◆ Directive ◆
Write out every entry precisely as given, leaving the pictures out.

◆ Data supplied ◆
++++++++++++++++++++

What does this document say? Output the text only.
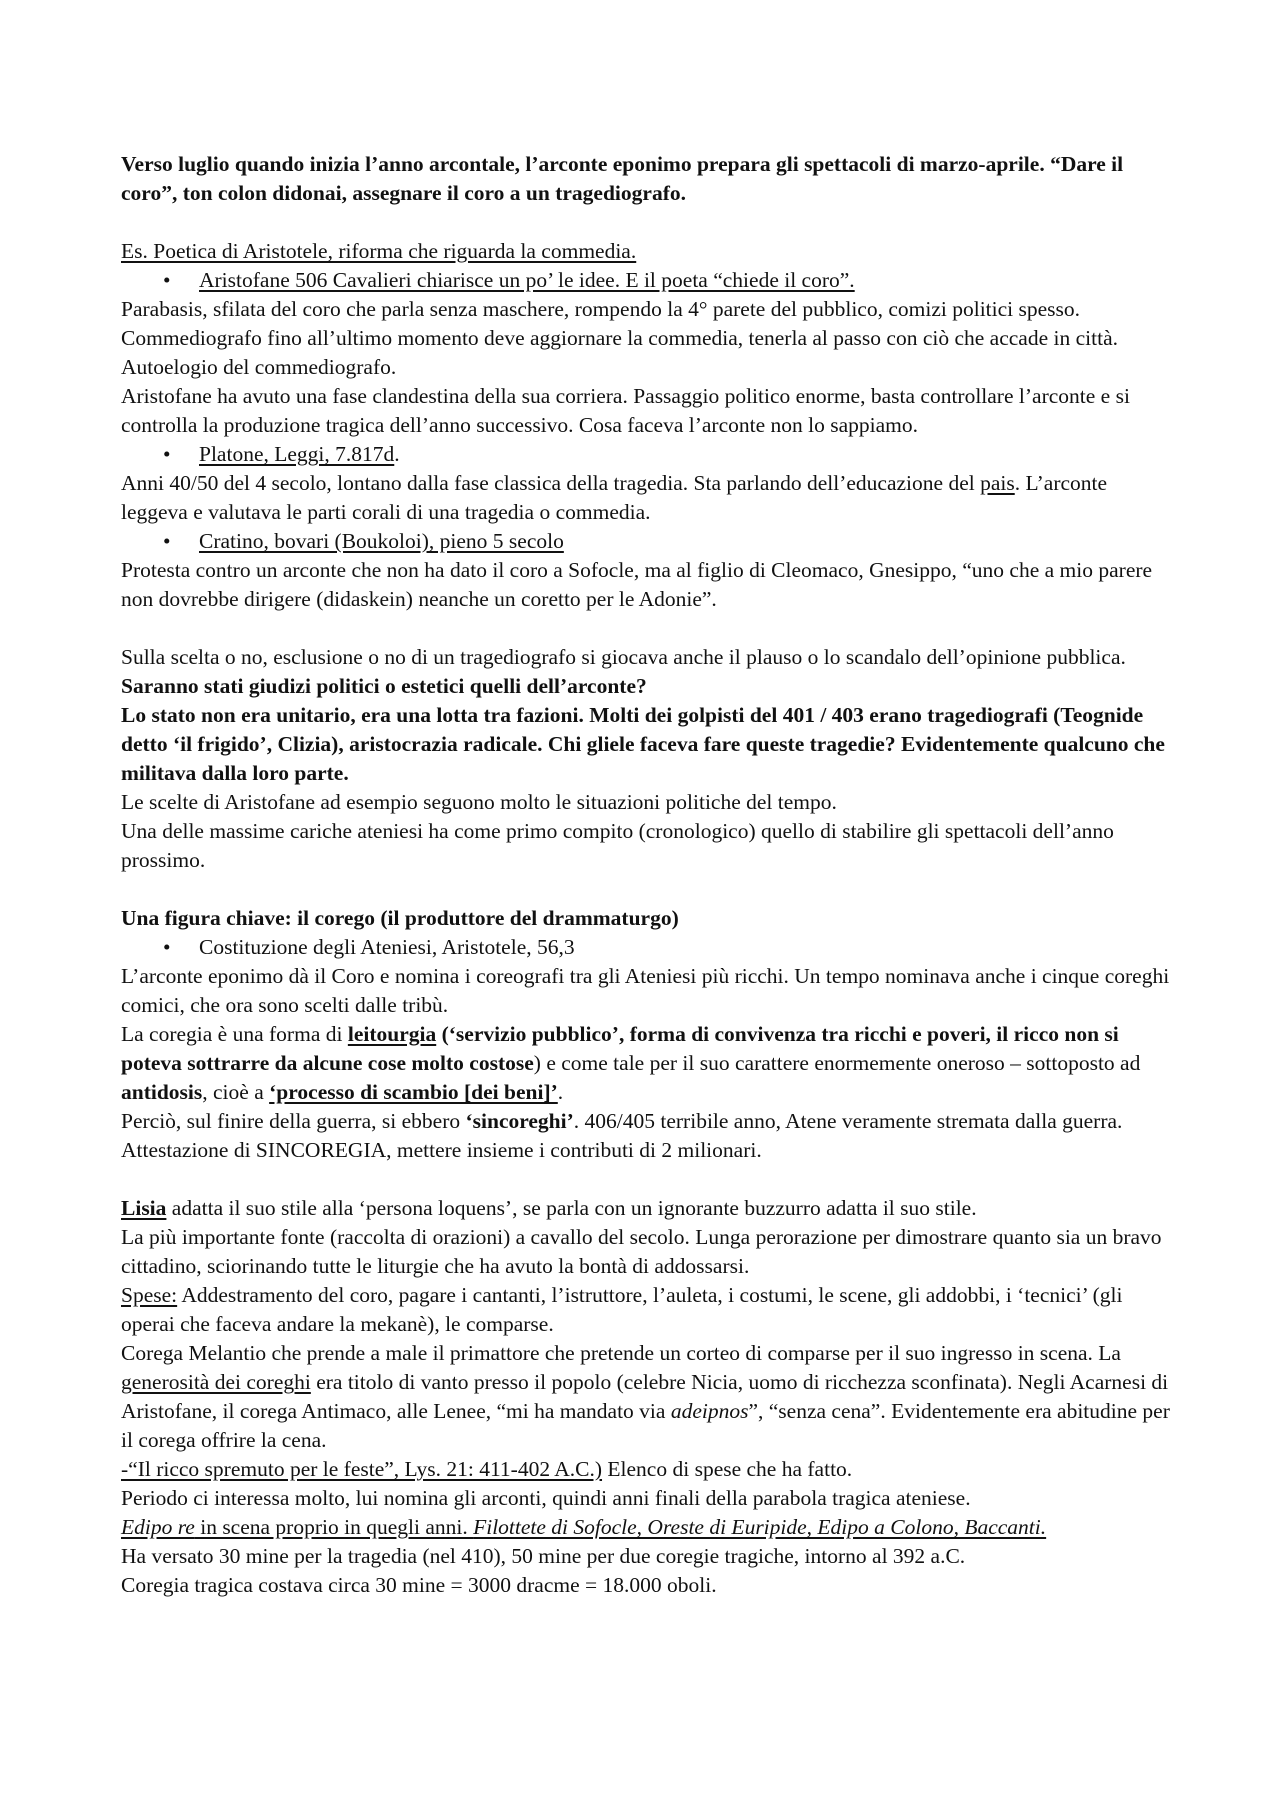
Verso luglio quando inizia l’anno arcontale, l’arconte eponimo prepara gli spettacoli di marzo-aprile. “Dare il coro”, ton colon didonai, assegnare il coro a un tragediografo.

Es. Poetica di Aristotele, riforma che riguarda la commedia.

• Aristofane 506 Cavalieri chiarisce un po’ le idee. E il poeta “chiede il coro”.

Parabasis, sfilata del coro che parla senza maschere, rompendo la 4° parete del pubblico, comizi politici spesso. Commediografo fino all’ultimo momento deve aggiornare la commedia, tenerla al passo con ciò che accade in città. Autoelogio del commediografo.

Aristofane ha avuto una fase clandestina della sua corriera. Passaggio politico enorme, basta controllare l’arconte e si controlla la produzione tragica dell’anno successivo. Cosa faceva l’arconte non lo sappiamo.

• Platone, Leggi, 7.817d.

Anni 40/50 del 4 secolo, lontano dalla fase classica della tragedia. Sta parlando dell’educazione del pais. L’arconte leggeva e valutava le parti corali di una tragedia o commedia.

• Cratino, bovari (Boukoloi), pieno 5 secolo

Protesta contro un arconte che non ha dato il coro a Sofocle, ma al figlio di Cleomaco, Gnesippo, “uno che a mio parere non dovrebbe dirigere (didaskein) neanche un coretto per le Adonie”.

Sulla scelta o no, esclusione o no di un tragediografo si giocava anche il plauso o lo scandalo dell’opinione pubblica. Saranno stati giudizi politici o estetici quelli dell’arconte?

Lo stato non era unitario, era una lotta tra fazioni. Molti dei golpisti del 401 / 403 erano tragediografi (Teognide detto ‘il frigido’, Clizia), aristocrazia radicale. Chi gliele faceva fare queste tragedie? Evidentemente qualcuno che militava dalla loro parte.

Le scelte di Aristofane ad esempio seguono molto le situazioni politiche del tempo.

Una delle massime cariche ateniesi ha come primo compito (cronologico) quello di stabilire gli spettacoli dell’anno prossimo.

Una figura chiave: il corego (il produttore del drammaturgo)

• Costituzione degli Ateniesi, Aristotele, 56,3

L’arconte eponimo dà il Coro e nomina i coreografi tra gli Ateniesi più ricchi. Un tempo nominava anche i cinque coreghi comici, che ora sono scelti dalle tribù.

La coregia è una forma di leitourgia (‘servizio pubblico’, forma di convivenza tra ricchi e poveri, il ricco non si poteva sottrarre da alcune cose molto costose) e come tale per il suo carattere enormemente oneroso – sottoposto ad antidosis, cioè a ‘processo di scambio [dei beni]’.

Perciò, sul finire della guerra, si ebbero ‘sincoreghi’. 406/405 terribile anno, Atene veramente stremata dalla guerra. Attestazione di SINCOREGIA, mettere insieme i contributi di 2 milionari.

Lisia adatta il suo stile alla ‘persona loquens’, se parla con un ignorante buzzurro adatta il suo stile.

La più importante fonte (raccolta di orazioni) a cavallo del secolo. Lunga perorazione per dimostrare quanto sia un bravo cittadino, sciorinando tutte le liturgie che ha avuto la bontà di addossarsi.

Spese: Addestramento del coro, pagare i cantanti, l’istruttore, l’auleta, i costumi, le scene, gli addobbi, i ‘tecnici’ (gli operai che faceva andare la mekanè), le comparse.

Corega Melantio che prende a male il primattore che pretende un corteo di comparse per il suo ingresso in scena. La generosità dei coreghi era titolo di vanto presso il popolo (celebre Nicia, uomo di ricchezza sconfinata). Negli Acarnesi di Aristofane, il corega Antimaco, alle Lenee, “mi ha mandato via adeipnos”, “senza cena”. Evidentemente era abitudine per il corega offrire la cena.

-“Il ricco spremuto per le feste”, Lys. 21: 411-402 A.C.) Elenco di spese che ha fatto.

Periodo ci interessa molto, lui nomina gli arconti, quindi anni finali della parabola tragica ateniese.

Edipo re in scena proprio in quegli anni. Filottete di Sofocle, Oreste di Euripide, Edipo a Colono, Baccanti.

Ha versato 30 mine per la tragedia (nel 410), 50 mine per due coregie tragiche, intorno al 392 a.C.

Coregia tragica costava circa 30 mine = 3000 dracme = 18.000 oboli.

++++++++++++++++++++

◆ Response to this task ◆
What does this document say? Output the text only.
Verso luglio quando inizia l’anno arcontale, l’arconte eponimo prepara gli spettacoli di marzo-aprile. “Dare il coro”, ton colon didonai, assegnare il coro a un tragediografo.

Es. Poetica di Aristotele, riforma che riguarda la commedia.

• Aristofane 506 Cavalieri chiarisce un po’ le idee. E il poeta “chiede il coro”.

Parabasis, sfilata del coro che parla senza maschere, rompendo la 4° parete del pubblico, comizi politici spesso. Commediografo fino all’ultimo momento deve aggiornare la commedia, tenerla al passo con ciò che accade in città. Autoelogio del commediografo.

Aristofane ha avuto una fase clandestina della sua corriera. Passaggio politico enorme, basta controllare l’arconte e si controlla la produzione tragica dell’anno successivo. Cosa faceva l’arconte non lo sappiamo.

• Platone, Leggi, 7.817d.

Anni 40/50 del 4 secolo, lontano dalla fase classica della tragedia. Sta parlando dell’educazione del pais. L’arconte leggeva e valutava le parti corali di una tragedia o commedia.

• Cratino, bovari (Boukoloi), pieno 5 secolo

Protesta contro un arconte che non ha dato il coro a Sofocle, ma al figlio di Cleomaco, Gnesippo, “uno che a mio parere non dovrebbe dirigere (didaskein) neanche un coretto per le Adonie”.

Sulla scelta o no, esclusione o no di un tragediografo si giocava anche il plauso o lo scandalo dell’opinione pubblica. Saranno stati giudizi politici o estetici quelli dell’arconte?

Lo stato non era unitario, era una lotta tra fazioni. Molti dei golpisti del 401 / 403 erano tragediografi (Teognide detto ‘il frigido’, Clizia), aristocrazia radicale. Chi gliele faceva fare queste tragedie? Evidentemente qualcuno che militava dalla loro parte.

Le scelte di Aristofane ad esempio seguono molto le situazioni politiche del tempo.

Una delle massime cariche ateniesi ha come primo compito (cronologico) quello di stabilire gli spettacoli dell’anno prossimo.

Una figura chiave: il corego (il produttore del drammaturgo)

• Costituzione degli Ateniesi, Aristotele, 56,3

L’arconte eponimo dà il Coro e nomina i coreografi tra gli Ateniesi più ricchi. Un tempo nominava anche i cinque coreghi comici, che ora sono scelti dalle tribù.

La coregia è una forma di leitourgia (‘servizio pubblico’, forma di convivenza tra ricchi e poveri, il ricco non si poteva sottrarre da alcune cose molto costose) e come tale per il suo carattere enormemente oneroso – sottoposto ad antidosis, cioè a ‘processo di scambio [dei beni]’.

Perciò, sul finire della guerra, si ebbero ‘sincoreghi’. 406/405 terribile anno, Atene veramente stremata dalla guerra. Attestazione di SINCOREGIA, mettere insieme i contributi di 2 milionari.

Lisia adatta il suo stile alla ‘persona loquens’, se parla con un ignorante buzzurro adatta il suo stile.

La più importante fonte (raccolta di orazioni) a cavallo del secolo. Lunga perorazione per dimostrare quanto sia un bravo cittadino, sciorinando tutte le liturgie che ha avuto la bontà di addossarsi.

Spese: Addestramento del coro, pagare i cantanti, l’istruttore, l’auleta, i costumi, le scene, gli addobbi, i ‘tecnici’ (gli operai che faceva andare la mekanè), le comparse.

Corega Melantio che prende a male il primattore che pretende un corteo di comparse per il suo ingresso in scena. La generosità dei coreghi era titolo di vanto presso il popolo (celebre Nicia, uomo di ricchezza sconfinata). Negli Acarnesi di Aristofane, il corega Antimaco, alle Lenee, “mi ha mandato via adeipnos”, “senza cena”. Evidentemente era abitudine per il corega offrire la cena.

-“Il ricco spremuto per le feste”, Lys. 21: 411-402 A.C.) Elenco di spese che ha fatto.

Periodo ci interessa molto, lui nomina gli arconti, quindi anni finali della parabola tragica ateniese.

Edipo re in scena proprio in quegli anni. Filottete di Sofocle, Oreste di Euripide, Edipo a Colono, Baccanti.

Ha versato 30 mine per la tragedia (nel 410), 50 mine per due coregie tragiche, intorno al 392 a.C.

Coregia tragica costava circa 30 mine = 3000 dracme = 18.000 oboli.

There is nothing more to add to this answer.